Start Materials provided
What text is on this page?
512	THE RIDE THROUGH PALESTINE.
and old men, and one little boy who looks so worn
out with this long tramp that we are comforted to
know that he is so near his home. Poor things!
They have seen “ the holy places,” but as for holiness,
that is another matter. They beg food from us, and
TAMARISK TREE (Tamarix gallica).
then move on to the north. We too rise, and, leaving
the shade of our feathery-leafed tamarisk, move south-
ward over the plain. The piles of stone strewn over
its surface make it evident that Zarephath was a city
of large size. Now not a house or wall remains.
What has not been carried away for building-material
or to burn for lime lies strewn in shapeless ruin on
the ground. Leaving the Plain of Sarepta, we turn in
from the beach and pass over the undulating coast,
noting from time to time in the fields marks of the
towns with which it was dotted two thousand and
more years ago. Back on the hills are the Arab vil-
End Materials provided
* _What you need to do_: In the entries above, identify every line with the word "move". Copy those lines.

* _Worked solution_:
then move on to the north. We too rise, and, leaving
the shade of our feathery-leafed tamarisk, move south-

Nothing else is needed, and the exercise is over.